Material for the task >>
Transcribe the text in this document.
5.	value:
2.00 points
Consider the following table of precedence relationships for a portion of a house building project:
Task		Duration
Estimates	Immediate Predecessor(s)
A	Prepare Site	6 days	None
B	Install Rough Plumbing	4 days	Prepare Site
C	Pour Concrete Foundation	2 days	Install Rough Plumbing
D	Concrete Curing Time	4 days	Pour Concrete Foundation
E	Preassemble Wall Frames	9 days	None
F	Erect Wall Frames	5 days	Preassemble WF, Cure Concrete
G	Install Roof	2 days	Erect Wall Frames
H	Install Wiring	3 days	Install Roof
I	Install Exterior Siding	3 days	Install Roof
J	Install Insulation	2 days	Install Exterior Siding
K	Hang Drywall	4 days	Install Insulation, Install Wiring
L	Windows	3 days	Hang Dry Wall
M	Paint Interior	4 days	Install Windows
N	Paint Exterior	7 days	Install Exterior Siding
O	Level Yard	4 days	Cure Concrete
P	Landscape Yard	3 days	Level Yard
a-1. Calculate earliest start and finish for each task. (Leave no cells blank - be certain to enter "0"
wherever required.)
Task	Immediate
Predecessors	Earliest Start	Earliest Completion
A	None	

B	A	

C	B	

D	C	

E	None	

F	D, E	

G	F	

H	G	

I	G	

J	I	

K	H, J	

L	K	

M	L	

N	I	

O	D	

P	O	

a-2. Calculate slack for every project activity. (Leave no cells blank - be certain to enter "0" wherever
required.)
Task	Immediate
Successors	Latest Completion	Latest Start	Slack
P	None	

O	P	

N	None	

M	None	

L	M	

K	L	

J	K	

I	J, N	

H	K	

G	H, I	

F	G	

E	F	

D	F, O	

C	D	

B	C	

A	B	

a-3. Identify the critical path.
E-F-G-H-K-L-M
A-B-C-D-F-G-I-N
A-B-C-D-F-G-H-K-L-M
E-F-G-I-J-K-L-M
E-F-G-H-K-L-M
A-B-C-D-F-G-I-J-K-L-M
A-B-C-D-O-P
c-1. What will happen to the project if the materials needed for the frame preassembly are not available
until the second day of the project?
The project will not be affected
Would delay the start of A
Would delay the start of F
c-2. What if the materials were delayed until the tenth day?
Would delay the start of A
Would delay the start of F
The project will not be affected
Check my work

Task to carry out >> The complete data above is to be written out again as it stands.

Solution to this exercise >>
Transcribe the text in this document.
5.	value:
2.00 points
Consider the following table of precedence relationships for a portion of a house building project:
Task		Duration
Estimates	Immediate Predecessor(s)
A	Prepare Site	6 days	None
B	Install Rough Plumbing	4 days	Prepare Site
C	Pour Concrete Foundation	2 days	Install Rough Plumbing
D	Concrete Curing Time	4 days	Pour Concrete Foundation
E	Preassemble Wall Frames	9 days	None
F	Erect Wall Frames	5 days	Preassemble WF, Cure Concrete
G	Install Roof	2 days	Erect Wall Frames
H	Install Wiring	3 days	Install Roof
I	Install Exterior Siding	3 days	Install Roof
J	Install Insulation	2 days	Install Exterior Siding
K	Hang Drywall	4 days	Install Insulation, Install Wiring
L	Windows	3 days	Hang Dry Wall
M	Paint Interior	4 days	Install Windows
N	Paint Exterior	7 days	Install Exterior Siding
O	Level Yard	4 days	Cure Concrete
P	Landscape Yard	3 days	Level Yard
a-1. Calculate earliest start and finish for each task. (Leave no cells blank - be certain to enter "0"
wherever required.)
Task	Immediate
Predecessors	Earliest Start	Earliest Completion
A	None	

B	A	

C	B	

D	C	

E	None	

F	D, E	

G	F	

H	G	

I	G	

J	I	

K	H, J	

L	K	

M	L	

N	I	

O	D	

P	O	

a-2. Calculate slack for every project activity. (Leave no cells blank - be certain to enter "0" wherever
required.)
Task	Immediate
Successors	Latest Completion	Latest Start	Slack
P	None	

O	P	

N	None	

M	None	

L	M	

K	L	

J	K	

I	J, N	

H	K	

G	H, I	

F	G	

E	F	

D	F, O	

C	D	

B	C	

A	B	

a-3. Identify the critical path.
E-F-G-H-K-L-M
A-B-C-D-F-G-I-N
A-B-C-D-F-G-H-K-L-M
E-F-G-I-J-K-L-M
E-F-G-H-K-L-M
A-B-C-D-F-G-I-J-K-L-M
A-B-C-D-O-P
c-1. What will happen to the project if the materials needed for the frame preassembly are not available
until the second day of the project?
The project will not be affected
Would delay the start of A
Would delay the start of F
c-2. What if the materials were delayed until the tenth day?
Would delay the start of A
Would delay the start of F
The project will not be affected
Check my work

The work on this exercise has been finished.